Direction >> Collect all lines from the records below that include the word "sides".

Dataset items
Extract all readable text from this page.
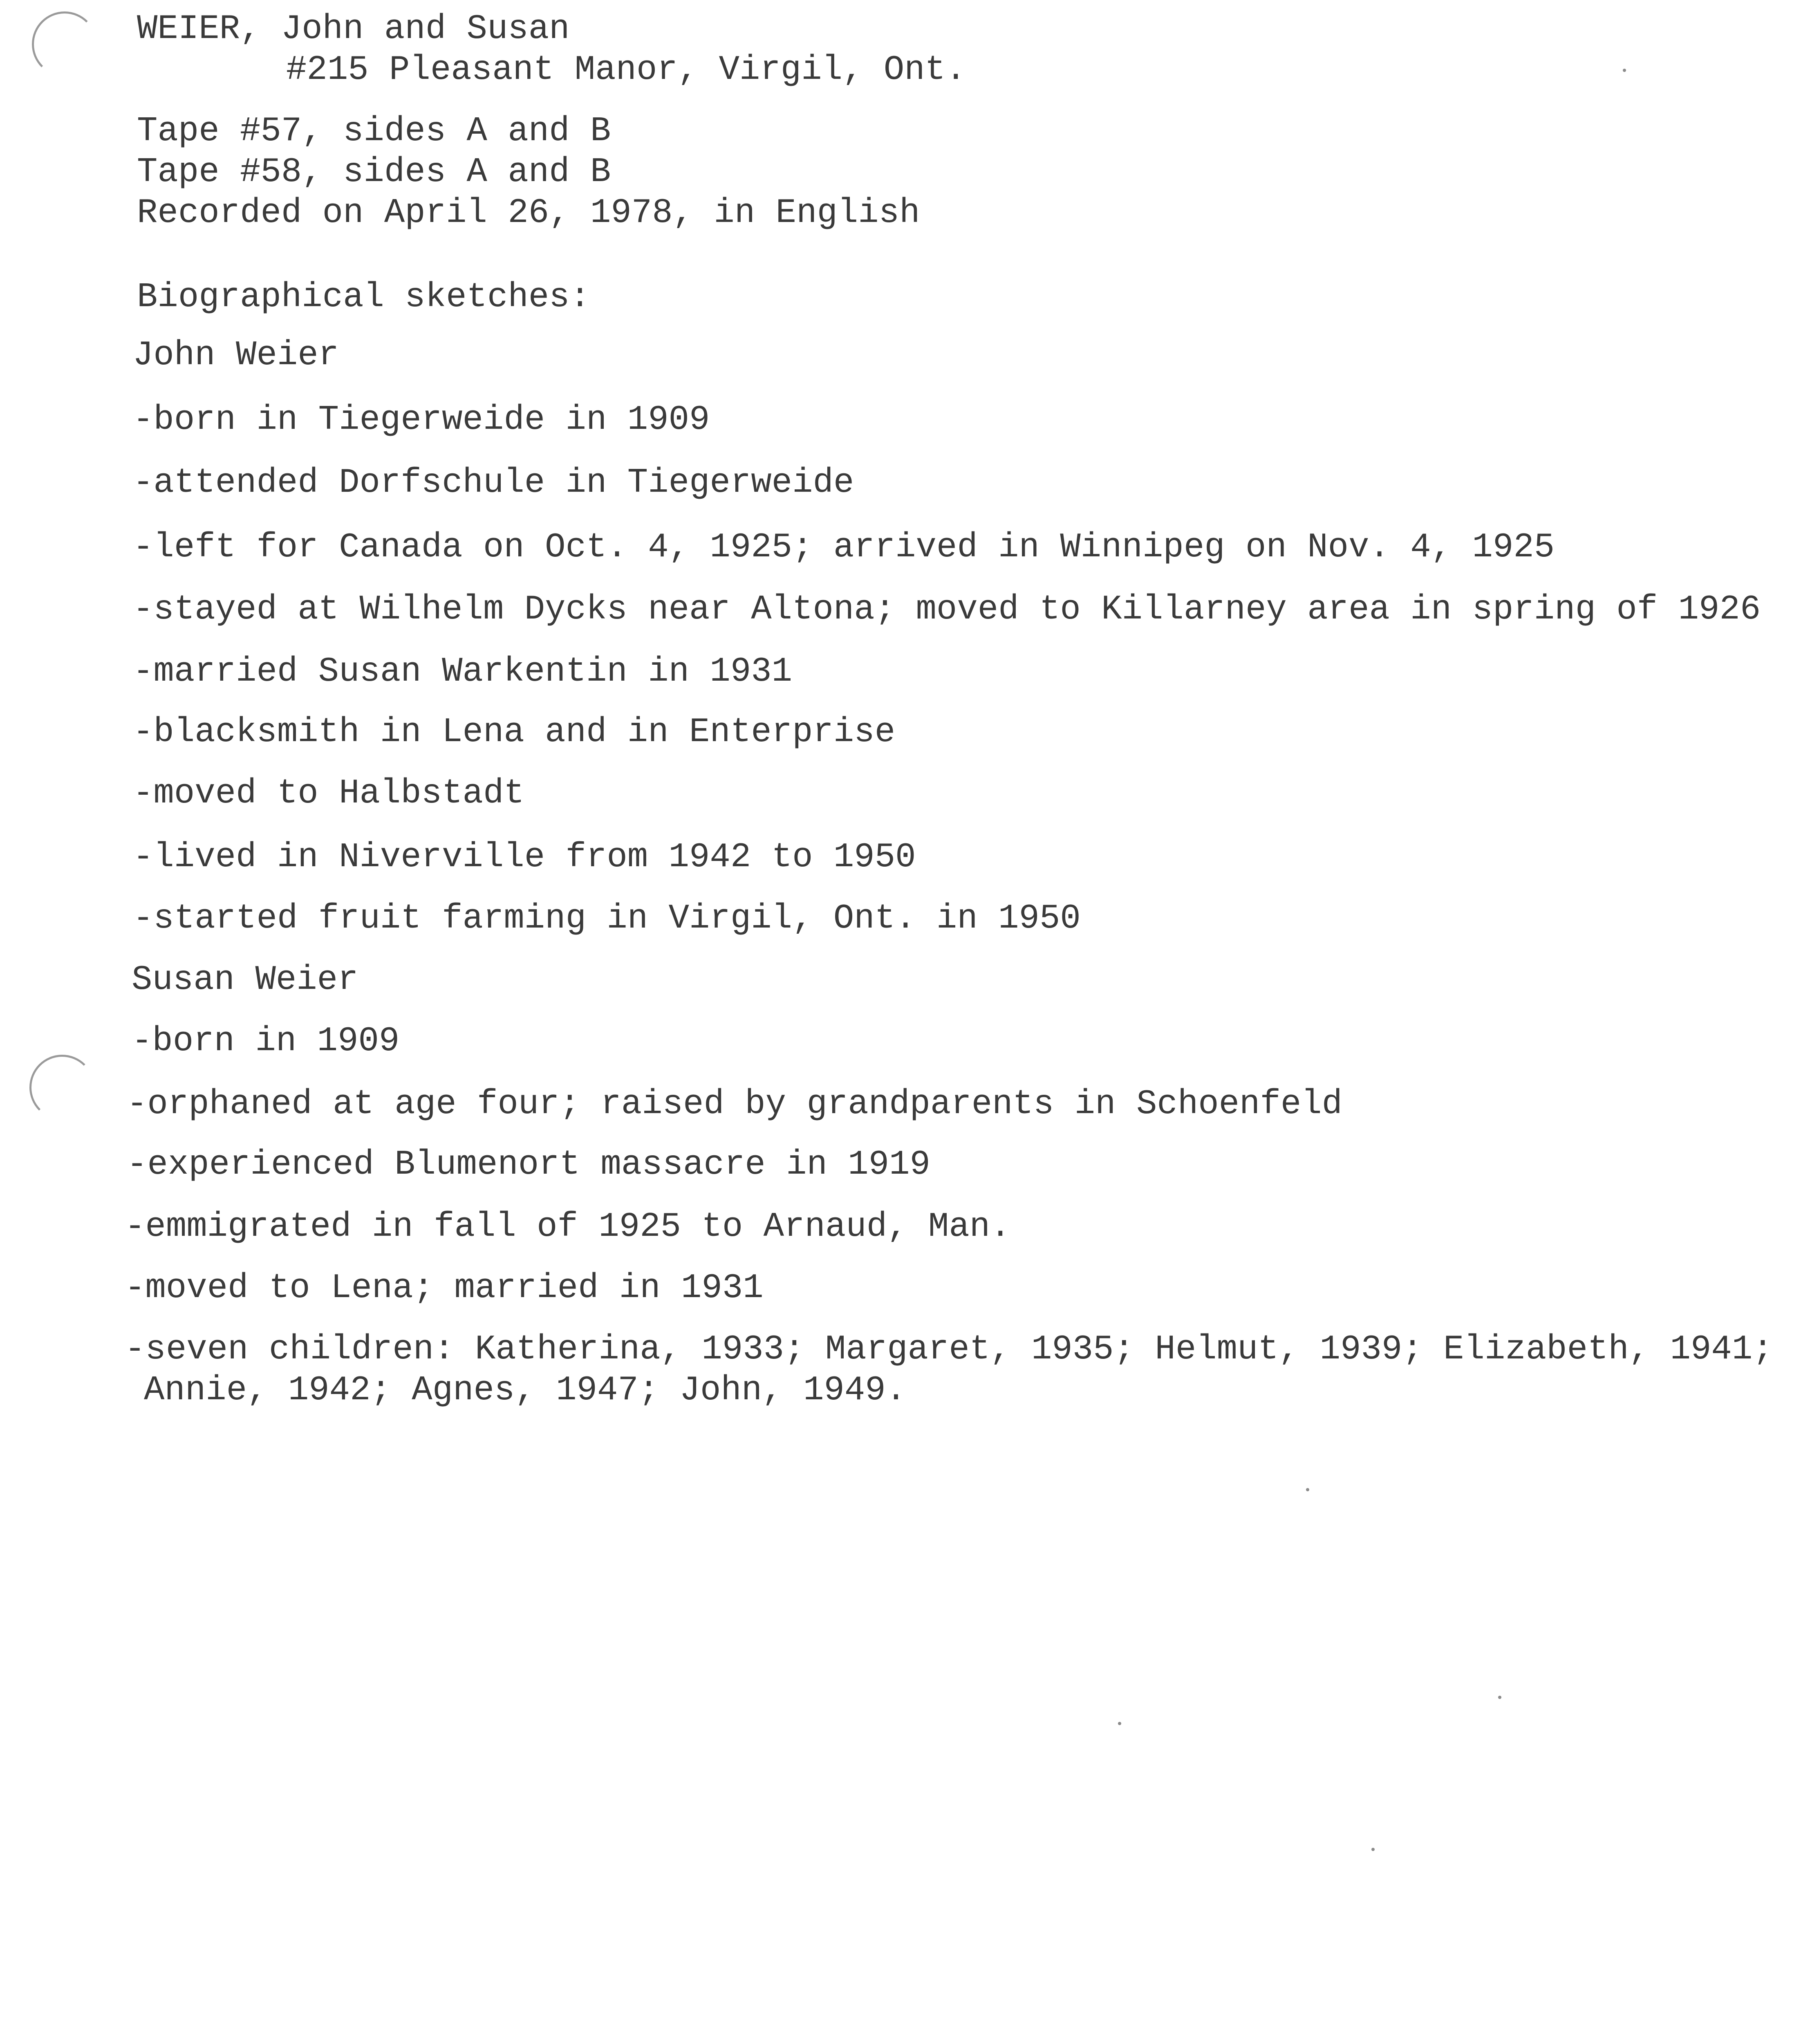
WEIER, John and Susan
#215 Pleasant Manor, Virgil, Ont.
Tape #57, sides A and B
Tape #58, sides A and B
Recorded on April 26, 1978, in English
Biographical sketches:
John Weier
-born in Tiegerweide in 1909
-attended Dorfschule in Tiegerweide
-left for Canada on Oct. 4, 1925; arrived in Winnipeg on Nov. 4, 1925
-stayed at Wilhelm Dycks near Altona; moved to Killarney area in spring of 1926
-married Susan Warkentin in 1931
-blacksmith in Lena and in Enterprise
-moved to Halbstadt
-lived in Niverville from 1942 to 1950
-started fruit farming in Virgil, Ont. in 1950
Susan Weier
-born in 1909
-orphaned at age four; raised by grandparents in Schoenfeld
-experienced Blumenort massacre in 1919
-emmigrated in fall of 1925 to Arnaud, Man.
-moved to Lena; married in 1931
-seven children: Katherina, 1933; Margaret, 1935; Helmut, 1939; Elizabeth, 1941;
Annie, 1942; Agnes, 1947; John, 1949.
...
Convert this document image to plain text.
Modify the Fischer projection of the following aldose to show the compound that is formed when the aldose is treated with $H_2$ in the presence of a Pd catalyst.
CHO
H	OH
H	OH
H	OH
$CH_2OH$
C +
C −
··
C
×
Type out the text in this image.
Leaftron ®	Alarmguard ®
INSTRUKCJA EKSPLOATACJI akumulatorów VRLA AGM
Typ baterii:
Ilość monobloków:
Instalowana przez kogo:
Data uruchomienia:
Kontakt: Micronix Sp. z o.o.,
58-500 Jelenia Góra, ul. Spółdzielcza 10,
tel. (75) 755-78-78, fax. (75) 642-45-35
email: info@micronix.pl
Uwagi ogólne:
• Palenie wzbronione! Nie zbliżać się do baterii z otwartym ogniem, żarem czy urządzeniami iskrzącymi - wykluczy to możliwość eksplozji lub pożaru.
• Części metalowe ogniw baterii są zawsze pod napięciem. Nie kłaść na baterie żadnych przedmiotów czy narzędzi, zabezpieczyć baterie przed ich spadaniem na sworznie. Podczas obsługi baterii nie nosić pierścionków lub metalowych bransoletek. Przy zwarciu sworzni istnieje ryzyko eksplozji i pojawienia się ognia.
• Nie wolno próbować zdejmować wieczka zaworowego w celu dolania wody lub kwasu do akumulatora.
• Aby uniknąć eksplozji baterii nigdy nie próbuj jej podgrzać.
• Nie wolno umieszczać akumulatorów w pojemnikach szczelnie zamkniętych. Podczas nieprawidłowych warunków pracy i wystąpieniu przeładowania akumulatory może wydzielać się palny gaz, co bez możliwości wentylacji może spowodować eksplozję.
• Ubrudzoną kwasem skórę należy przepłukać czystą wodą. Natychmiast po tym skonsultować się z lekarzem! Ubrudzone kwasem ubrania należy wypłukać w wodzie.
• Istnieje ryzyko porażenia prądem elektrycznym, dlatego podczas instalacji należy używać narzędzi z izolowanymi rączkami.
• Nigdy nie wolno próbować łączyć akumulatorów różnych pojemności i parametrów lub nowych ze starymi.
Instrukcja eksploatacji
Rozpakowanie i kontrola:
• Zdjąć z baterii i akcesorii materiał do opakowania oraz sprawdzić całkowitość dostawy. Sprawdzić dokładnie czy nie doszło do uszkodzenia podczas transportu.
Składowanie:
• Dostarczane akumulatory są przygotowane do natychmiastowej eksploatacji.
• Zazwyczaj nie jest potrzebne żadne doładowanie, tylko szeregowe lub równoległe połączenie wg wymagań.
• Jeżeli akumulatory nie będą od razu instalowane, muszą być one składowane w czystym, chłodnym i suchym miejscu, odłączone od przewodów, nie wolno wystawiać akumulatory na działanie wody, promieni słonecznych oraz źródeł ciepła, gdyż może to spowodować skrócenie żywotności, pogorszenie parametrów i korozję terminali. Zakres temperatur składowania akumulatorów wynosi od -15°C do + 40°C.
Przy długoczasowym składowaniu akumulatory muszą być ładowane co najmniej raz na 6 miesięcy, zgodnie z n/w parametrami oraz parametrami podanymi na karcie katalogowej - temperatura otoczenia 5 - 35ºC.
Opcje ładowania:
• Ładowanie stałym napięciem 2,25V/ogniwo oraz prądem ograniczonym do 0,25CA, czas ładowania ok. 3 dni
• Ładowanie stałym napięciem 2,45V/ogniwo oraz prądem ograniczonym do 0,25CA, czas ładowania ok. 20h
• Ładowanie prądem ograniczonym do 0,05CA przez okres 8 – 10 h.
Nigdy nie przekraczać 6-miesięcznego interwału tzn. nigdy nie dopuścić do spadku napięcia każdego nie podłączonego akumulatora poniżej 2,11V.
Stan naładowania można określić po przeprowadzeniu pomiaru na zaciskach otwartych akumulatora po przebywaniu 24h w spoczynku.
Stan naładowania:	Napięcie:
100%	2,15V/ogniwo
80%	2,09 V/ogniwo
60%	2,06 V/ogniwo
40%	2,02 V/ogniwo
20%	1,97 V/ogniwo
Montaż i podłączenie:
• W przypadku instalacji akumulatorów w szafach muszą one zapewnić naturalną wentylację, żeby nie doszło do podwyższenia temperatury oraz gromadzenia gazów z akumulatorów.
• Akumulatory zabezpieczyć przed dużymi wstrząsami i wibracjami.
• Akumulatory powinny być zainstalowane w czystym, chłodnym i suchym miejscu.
* * *
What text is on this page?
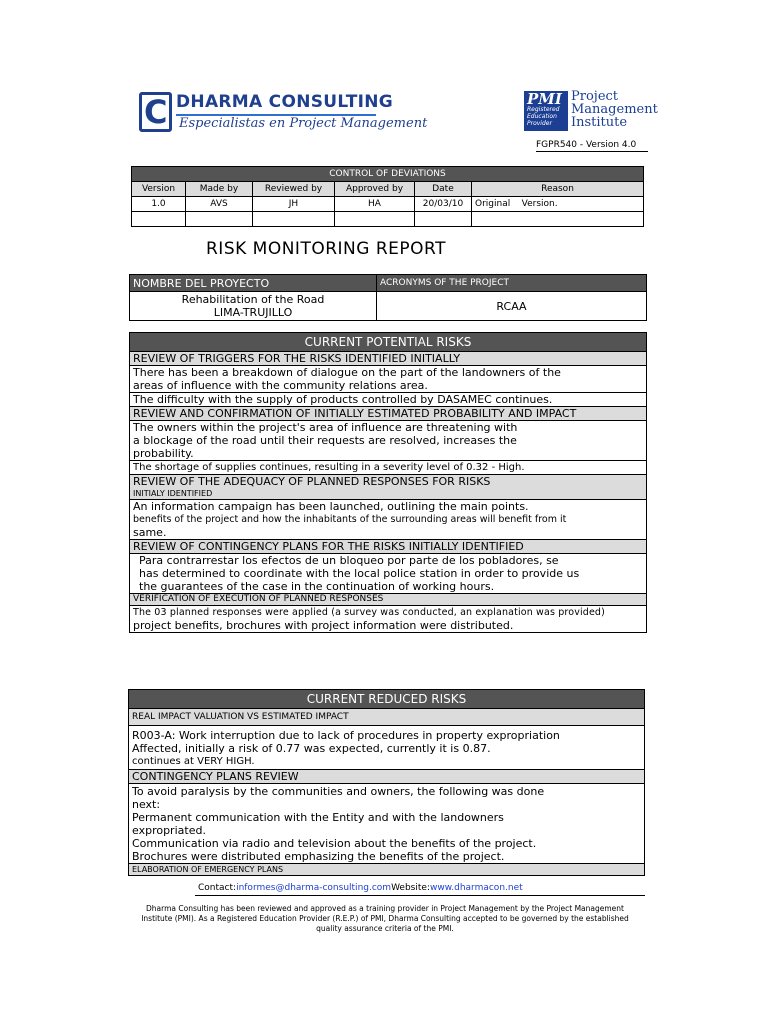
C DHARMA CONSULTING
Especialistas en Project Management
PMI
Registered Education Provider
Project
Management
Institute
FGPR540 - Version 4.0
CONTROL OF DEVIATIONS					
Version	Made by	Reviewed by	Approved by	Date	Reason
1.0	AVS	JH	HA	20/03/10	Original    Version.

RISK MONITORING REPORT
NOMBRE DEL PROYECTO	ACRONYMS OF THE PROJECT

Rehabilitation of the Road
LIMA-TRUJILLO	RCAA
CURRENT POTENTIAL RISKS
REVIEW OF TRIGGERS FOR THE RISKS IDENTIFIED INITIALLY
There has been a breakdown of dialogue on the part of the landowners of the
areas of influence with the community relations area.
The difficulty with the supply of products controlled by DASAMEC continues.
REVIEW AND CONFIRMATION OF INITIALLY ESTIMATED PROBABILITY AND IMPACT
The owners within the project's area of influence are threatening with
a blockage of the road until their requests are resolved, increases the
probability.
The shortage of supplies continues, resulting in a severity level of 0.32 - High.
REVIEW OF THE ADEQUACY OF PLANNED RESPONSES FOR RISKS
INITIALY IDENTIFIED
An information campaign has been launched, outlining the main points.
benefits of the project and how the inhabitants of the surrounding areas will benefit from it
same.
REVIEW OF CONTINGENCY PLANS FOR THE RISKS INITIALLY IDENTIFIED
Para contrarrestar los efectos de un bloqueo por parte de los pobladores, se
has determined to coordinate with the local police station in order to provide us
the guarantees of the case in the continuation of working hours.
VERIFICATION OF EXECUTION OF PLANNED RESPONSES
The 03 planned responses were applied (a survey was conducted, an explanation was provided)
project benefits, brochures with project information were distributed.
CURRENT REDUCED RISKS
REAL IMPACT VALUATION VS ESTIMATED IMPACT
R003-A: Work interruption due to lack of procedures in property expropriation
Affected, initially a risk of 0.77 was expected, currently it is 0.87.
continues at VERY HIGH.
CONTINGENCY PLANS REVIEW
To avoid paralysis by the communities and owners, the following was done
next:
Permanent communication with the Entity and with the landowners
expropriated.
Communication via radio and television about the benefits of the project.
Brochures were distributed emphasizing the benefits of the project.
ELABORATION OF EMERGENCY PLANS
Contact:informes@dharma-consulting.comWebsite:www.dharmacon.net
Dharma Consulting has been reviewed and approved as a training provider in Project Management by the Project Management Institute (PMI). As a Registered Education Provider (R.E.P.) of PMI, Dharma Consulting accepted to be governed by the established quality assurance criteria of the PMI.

Task output >>
Tape #57, sides A and B
Tape #58, sides A and B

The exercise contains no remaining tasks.